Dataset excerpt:
↓

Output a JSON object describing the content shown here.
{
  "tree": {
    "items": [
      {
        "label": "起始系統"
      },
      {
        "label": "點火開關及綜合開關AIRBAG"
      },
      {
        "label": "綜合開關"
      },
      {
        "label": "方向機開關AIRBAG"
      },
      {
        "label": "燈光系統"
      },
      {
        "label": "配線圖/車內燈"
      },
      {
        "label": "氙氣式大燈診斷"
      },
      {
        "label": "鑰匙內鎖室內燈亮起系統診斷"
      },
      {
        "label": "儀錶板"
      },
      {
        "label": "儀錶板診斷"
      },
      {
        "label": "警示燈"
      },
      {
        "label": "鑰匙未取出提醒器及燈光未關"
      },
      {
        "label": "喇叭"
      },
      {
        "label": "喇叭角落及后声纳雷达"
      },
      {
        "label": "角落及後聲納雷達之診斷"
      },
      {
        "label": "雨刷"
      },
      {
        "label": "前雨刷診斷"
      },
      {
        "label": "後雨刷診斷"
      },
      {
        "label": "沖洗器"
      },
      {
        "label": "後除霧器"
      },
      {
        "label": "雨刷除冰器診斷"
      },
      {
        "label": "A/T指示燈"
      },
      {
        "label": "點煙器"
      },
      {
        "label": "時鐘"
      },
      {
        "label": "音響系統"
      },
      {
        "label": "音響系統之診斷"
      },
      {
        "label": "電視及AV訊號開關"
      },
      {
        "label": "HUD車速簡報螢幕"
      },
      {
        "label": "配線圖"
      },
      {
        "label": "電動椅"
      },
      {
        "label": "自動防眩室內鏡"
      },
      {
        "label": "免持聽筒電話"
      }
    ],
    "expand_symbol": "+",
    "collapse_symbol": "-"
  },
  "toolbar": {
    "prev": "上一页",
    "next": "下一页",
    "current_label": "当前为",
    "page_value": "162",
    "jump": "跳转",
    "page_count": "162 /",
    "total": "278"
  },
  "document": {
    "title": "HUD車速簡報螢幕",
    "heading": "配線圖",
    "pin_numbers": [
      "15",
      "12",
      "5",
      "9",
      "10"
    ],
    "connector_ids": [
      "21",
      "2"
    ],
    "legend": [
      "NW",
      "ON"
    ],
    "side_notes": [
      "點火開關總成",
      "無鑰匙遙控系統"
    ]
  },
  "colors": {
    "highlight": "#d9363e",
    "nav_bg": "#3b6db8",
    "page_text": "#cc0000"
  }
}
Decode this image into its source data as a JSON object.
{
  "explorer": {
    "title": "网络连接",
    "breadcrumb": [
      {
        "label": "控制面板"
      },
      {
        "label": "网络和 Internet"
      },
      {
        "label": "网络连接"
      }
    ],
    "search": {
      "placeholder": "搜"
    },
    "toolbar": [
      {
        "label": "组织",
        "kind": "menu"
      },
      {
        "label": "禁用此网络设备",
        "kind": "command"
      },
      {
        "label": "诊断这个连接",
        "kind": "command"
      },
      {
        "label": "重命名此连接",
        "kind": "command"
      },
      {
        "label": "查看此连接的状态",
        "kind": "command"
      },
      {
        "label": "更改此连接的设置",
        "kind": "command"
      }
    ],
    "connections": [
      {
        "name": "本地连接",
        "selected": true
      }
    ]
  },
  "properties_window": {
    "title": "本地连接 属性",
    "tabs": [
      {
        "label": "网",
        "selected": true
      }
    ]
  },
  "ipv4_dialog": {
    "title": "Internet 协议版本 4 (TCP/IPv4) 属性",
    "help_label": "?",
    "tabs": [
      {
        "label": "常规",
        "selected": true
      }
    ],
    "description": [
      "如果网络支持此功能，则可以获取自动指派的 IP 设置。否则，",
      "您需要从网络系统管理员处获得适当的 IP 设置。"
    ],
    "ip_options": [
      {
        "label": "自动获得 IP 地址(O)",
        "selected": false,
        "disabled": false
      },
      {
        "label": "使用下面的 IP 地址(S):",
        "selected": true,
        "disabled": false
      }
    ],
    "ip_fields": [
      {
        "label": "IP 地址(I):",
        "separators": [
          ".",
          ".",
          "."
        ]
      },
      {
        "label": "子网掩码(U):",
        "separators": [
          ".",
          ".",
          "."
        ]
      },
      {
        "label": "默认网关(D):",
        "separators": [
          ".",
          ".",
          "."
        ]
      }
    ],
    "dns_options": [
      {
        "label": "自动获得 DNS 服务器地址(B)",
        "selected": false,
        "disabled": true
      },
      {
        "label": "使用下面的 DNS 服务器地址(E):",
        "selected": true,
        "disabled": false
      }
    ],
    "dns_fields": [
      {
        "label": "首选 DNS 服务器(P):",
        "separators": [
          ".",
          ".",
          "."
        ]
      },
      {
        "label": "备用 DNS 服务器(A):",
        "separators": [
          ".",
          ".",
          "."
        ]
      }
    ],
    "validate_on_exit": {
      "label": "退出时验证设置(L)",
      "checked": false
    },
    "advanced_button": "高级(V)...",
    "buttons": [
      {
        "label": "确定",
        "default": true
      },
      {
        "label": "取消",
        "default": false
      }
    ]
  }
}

↑

Aim of the exercise: Return the lines above exactly, keeping every word.

Solution:
Output a JSON object describing the content shown here.
{
  "tree": {
    "items": [
      {
        "label": "起始系統"
      },
      {
        "label": "點火開關及綜合開關AIRBAG"
      },
      {
        "label": "綜合開關"
      },
      {
        "label": "方向機開關AIRBAG"
      },
      {
        "label": "燈光系統"
      },
      {
        "label": "配線圖/車內燈"
      },
      {
        "label": "氙氣式大燈診斷"
      },
      {
        "label": "鑰匙內鎖室內燈亮起系統診斷"
      },
      {
        "label": "儀錶板"
      },
      {
        "label": "儀錶板診斷"
      },
      {
        "label": "警示燈"
      },
      {
        "label": "鑰匙未取出提醒器及燈光未關"
      },
      {
        "label": "喇叭"
      },
      {
        "label": "喇叭角落及后声纳雷达"
      },
      {
        "label": "角落及後聲納雷達之診斷"
      },
      {
        "label": "雨刷"
      },
      {
        "label": "前雨刷診斷"
      },
      {
        "label": "後雨刷診斷"
      },
      {
        "label": "沖洗器"
      },
      {
        "label": "後除霧器"
      },
      {
        "label": "雨刷除冰器診斷"
      },
      {
        "label": "A/T指示燈"
      },
      {
        "label": "點煙器"
      },
      {
        "label": "時鐘"
      },
      {
        "label": "音響系統"
      },
      {
        "label": "音響系統之診斷"
      },
      {
        "label": "電視及AV訊號開關"
      },
      {
        "label": "HUD車速簡報螢幕"
      },
      {
        "label": "配線圖"
      },
      {
        "label": "電動椅"
      },
      {
        "label": "自動防眩室內鏡"
      },
      {
        "label": "免持聽筒電話"
      }
    ],
    "expand_symbol": "+",
    "collapse_symbol": "-"
  },
  "toolbar": {
    "prev": "上一页",
    "next": "下一页",
    "current_label": "当前为",
    "page_value": "162",
    "jump": "跳转",
    "page_count": "162 /",
    "total": "278"
  },
  "document": {
    "title": "HUD車速簡報螢幕",
    "heading": "配線圖",
    "pin_numbers": [
      "15",
      "12",
      "5",
      "9",
      "10"
    ],
    "connector_ids": [
      "21",
      "2"
    ],
    "legend": [
      "NW",
      "ON"
    ],
    "side_notes": [
      "點火開關總成",
      "無鑰匙遙控系統"
    ]
  },
  "colors": {
    "highlight": "#d9363e",
    "nav_bg": "#3b6db8",
    "page_text": "#cc0000"
  }
}
Decode this image into its source data as a JSON object.
{
  "explorer": {
    "title": "网络连接",
    "breadcrumb": [
      {
        "label": "控制面板"
      },
      {
        "label": "网络和 Internet"
      },
      {
        "label": "网络连接"
      }
    ],
    "search": {
      "placeholder": "搜"
    },
    "toolbar": [
      {
        "label": "组织",
        "kind": "menu"
      },
      {
        "label": "禁用此网络设备",
        "kind": "command"
      },
      {
        "label": "诊断这个连接",
        "kind": "command"
      },
      {
        "label": "重命名此连接",
        "kind": "command"
      },
      {
        "label": "查看此连接的状态",
        "kind": "command"
      },
      {
        "label": "更改此连接的设置",
        "kind": "command"
      }
    ],
    "connections": [
      {
        "name": "本地连接",
        "selected": true
      }
    ]
  },
  "properties_window": {
    "title": "本地连接 属性",
    "tabs": [
      {
        "label": "网",
        "selected": true
      }
    ]
  },
  "ipv4_dialog": {
    "title": "Internet 协议版本 4 (TCP/IPv4) 属性",
    "help_label": "?",
    "tabs": [
      {
        "label": "常规",
        "selected": true
      }
    ],
    "description": [
      "如果网络支持此功能，则可以获取自动指派的 IP 设置。否则，",
      "您需要从网络系统管理员处获得适当的 IP 设置。"
    ],
    "ip_options": [
      {
        "label": "自动获得 IP 地址(O)",
        "selected": false,
        "disabled": false
      },
      {
        "label": "使用下面的 IP 地址(S):",
        "selected": true,
        "disabled": false
      }
    ],
    "ip_fields": [
      {
        "label": "IP 地址(I):",
        "separators": [
          ".",
          ".",
          "."
        ]
      },
      {
        "label": "子网掩码(U):",
        "separators": [
          ".",
          ".",
          "."
        ]
      },
      {
        "label": "默认网关(D):",
        "separators": [
          ".",
          ".",
          "."
        ]
      }
    ],
    "dns_options": [
      {
        "label": "自动获得 DNS 服务器地址(B)",
        "selected": false,
        "disabled": true
      },
      {
        "label": "使用下面的 DNS 服务器地址(E):",
        "selected": true,
        "disabled": false
      }
    ],
    "dns_fields": [
      {
        "label": "首选 DNS 服务器(P):",
        "separators": [
          ".",
          ".",
          "."
        ]
      },
      {
        "label": "备用 DNS 服务器(A):",
        "separators": [
          ".",
          ".",
          "."
        ]
      }
    ],
    "validate_on_exit": {
      "label": "退出时验证设置(L)",
      "checked": false
    },
    "advanced_button": "高级(V)...",
    "buttons": [
      {
        "label": "确定",
        "default": true
      },
      {
        "label": "取消",
        "default": false
      }
    ]
  }
}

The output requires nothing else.